# start of Record set
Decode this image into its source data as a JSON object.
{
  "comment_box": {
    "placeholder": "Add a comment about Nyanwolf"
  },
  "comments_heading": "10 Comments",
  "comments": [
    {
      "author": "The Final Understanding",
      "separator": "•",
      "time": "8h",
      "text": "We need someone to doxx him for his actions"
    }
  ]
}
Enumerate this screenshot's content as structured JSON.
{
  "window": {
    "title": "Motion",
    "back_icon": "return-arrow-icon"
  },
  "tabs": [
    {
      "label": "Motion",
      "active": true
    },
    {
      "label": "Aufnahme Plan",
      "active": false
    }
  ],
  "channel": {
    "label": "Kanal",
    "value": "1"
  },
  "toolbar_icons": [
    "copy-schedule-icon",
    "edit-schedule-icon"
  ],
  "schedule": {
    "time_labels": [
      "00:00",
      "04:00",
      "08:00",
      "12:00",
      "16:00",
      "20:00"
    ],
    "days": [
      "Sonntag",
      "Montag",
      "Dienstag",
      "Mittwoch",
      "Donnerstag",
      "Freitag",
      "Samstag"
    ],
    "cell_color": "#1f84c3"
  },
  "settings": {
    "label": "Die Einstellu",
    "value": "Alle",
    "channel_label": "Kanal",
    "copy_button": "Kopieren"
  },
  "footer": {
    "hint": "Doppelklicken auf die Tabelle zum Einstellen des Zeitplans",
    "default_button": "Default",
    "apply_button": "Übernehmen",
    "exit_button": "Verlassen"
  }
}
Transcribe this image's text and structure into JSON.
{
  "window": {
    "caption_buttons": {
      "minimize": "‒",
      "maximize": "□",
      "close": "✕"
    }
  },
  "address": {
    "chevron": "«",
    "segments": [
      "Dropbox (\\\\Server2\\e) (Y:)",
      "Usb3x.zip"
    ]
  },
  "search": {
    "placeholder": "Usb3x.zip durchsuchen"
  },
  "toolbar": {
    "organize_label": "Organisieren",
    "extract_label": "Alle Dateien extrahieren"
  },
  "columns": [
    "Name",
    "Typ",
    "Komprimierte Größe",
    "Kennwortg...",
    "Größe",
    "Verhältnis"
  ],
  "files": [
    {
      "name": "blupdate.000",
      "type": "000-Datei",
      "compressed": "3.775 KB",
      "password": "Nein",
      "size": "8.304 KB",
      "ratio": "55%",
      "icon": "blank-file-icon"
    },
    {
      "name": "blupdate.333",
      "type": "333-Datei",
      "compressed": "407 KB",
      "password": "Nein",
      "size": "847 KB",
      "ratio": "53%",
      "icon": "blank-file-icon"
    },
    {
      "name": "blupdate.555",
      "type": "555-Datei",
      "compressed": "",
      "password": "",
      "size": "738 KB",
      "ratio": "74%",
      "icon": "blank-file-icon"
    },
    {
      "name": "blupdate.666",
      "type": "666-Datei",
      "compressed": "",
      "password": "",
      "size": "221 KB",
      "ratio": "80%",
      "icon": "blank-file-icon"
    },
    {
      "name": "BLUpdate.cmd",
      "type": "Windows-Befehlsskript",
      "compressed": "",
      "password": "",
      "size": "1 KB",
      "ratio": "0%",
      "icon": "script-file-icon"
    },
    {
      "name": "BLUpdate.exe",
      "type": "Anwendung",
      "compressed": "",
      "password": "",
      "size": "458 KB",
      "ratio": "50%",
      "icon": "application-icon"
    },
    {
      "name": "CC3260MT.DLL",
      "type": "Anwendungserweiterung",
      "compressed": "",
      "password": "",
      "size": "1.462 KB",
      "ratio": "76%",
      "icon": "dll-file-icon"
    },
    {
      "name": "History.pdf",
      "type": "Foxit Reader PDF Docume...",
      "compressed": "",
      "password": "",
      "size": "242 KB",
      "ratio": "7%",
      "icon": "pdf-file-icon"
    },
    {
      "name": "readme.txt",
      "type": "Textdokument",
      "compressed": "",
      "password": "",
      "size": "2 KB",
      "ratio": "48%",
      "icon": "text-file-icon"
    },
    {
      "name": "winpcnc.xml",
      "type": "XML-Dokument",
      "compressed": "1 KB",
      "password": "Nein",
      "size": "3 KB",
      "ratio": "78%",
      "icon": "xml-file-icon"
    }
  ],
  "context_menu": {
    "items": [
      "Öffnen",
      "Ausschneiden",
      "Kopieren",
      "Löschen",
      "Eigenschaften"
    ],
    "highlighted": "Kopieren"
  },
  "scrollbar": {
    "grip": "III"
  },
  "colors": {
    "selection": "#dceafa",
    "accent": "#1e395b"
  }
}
# end of Record set
What is required: Quote each line of the data above exactly as written.

Result of this exercise:
Decode this image into its source data as a JSON object.
{
  "comment_box": {
    "placeholder": "Add a comment about Nyanwolf"
  },
  "comments_heading": "10 Comments",
  "comments": [
    {
      "author": "The Final Understanding",
      "separator": "•",
      "time": "8h",
      "text": "We need someone to doxx him for his actions"
    }
  ]
}
Enumerate this screenshot's content as structured JSON.
{
  "window": {
    "title": "Motion",
    "back_icon": "return-arrow-icon"
  },
  "tabs": [
    {
      "label": "Motion",
      "active": true
    },
    {
      "label": "Aufnahme Plan",
      "active": false
    }
  ],
  "channel": {
    "label": "Kanal",
    "value": "1"
  },
  "toolbar_icons": [
    "copy-schedule-icon",
    "edit-schedule-icon"
  ],
  "schedule": {
    "time_labels": [
      "00:00",
      "04:00",
      "08:00",
      "12:00",
      "16:00",
      "20:00"
    ],
    "days": [
      "Sonntag",
      "Montag",
      "Dienstag",
      "Mittwoch",
      "Donnerstag",
      "Freitag",
      "Samstag"
    ],
    "cell_color": "#1f84c3"
  },
  "settings": {
    "label": "Die Einstellu",
    "value": "Alle",
    "channel_label": "Kanal",
    "copy_button": "Kopieren"
  },
  "footer": {
    "hint": "Doppelklicken auf die Tabelle zum Einstellen des Zeitplans",
    "default_button": "Default",
    "apply_button": "Übernehmen",
    "exit_button": "Verlassen"
  }
}
Transcribe this image's text and structure into JSON.
{
  "window": {
    "caption_buttons": {
      "minimize": "‒",
      "maximize": "□",
      "close": "✕"
    }
  },
  "address": {
    "chevron": "«",
    "segments": [
      "Dropbox (\\\\Server2\\e) (Y:)",
      "Usb3x.zip"
    ]
  },
  "search": {
    "placeholder": "Usb3x.zip durchsuchen"
  },
  "toolbar": {
    "organize_label": "Organisieren",
    "extract_label": "Alle Dateien extrahieren"
  },
  "columns": [
    "Name",
    "Typ",
    "Komprimierte Größe",
    "Kennwortg...",
    "Größe",
    "Verhältnis"
  ],
  "files": [
    {
      "name": "blupdate.000",
      "type": "000-Datei",
      "compressed": "3.775 KB",
      "password": "Nein",
      "size": "8.304 KB",
      "ratio": "55%",
      "icon": "blank-file-icon"
    },
    {
      "name": "blupdate.333",
      "type": "333-Datei",
      "compressed": "407 KB",
      "password": "Nein",
      "size": "847 KB",
      "ratio": "53%",
      "icon": "blank-file-icon"
    },
    {
      "name": "blupdate.555",
      "type": "555-Datei",
      "compressed": "",
      "password": "",
      "size": "738 KB",
      "ratio": "74%",
      "icon": "blank-file-icon"
    },
    {
      "name": "blupdate.666",
      "type": "666-Datei",
      "compressed": "",
      "password": "",
      "size": "221 KB",
      "ratio": "80%",
      "icon": "blank-file-icon"
    },
    {
      "name": "BLUpdate.cmd",
      "type": "Windows-Befehlsskript",
      "compressed": "",
      "password": "",
      "size": "1 KB",
      "ratio": "0%",
      "icon": "script-file-icon"
    },
    {
      "name": "BLUpdate.exe",
      "type": "Anwendung",
      "compressed": "",
      "password": "",
      "size": "458 KB",
      "ratio": "50%",
      "icon": "application-icon"
    },
    {
      "name": "CC3260MT.DLL",
      "type": "Anwendungserweiterung",
      "compressed": "",
      "password": "",
      "size": "1.462 KB",
      "ratio": "76%",
      "icon": "dll-file-icon"
    },
    {
      "name": "History.pdf",
      "type": "Foxit Reader PDF Docume...",
      "compressed": "",
      "password": "",
      "size": "242 KB",
      "ratio": "7%",
      "icon": "pdf-file-icon"
    },
    {
      "name": "readme.txt",
      "type": "Textdokument",
      "compressed": "",
      "password": "",
      "size": "2 KB",
      "ratio": "48%",
      "icon": "text-file-icon"
    },
    {
      "name": "winpcnc.xml",
      "type": "XML-Dokument",
      "compressed": "1 KB",
      "password": "Nein",
      "size": "3 KB",
      "ratio": "78%",
      "icon": "xml-file-icon"
    }
  ],
  "context_menu": {
    "items": [
      "Öffnen",
      "Ausschneiden",
      "Kopieren",
      "Löschen",
      "Eigenschaften"
    ],
    "highlighted": "Kopieren"
  },
  "scrollbar": {
    "grip": "III"
  },
  "colors": {
    "selection": "#dceafa",
    "accent": "#1e395b"
  }
}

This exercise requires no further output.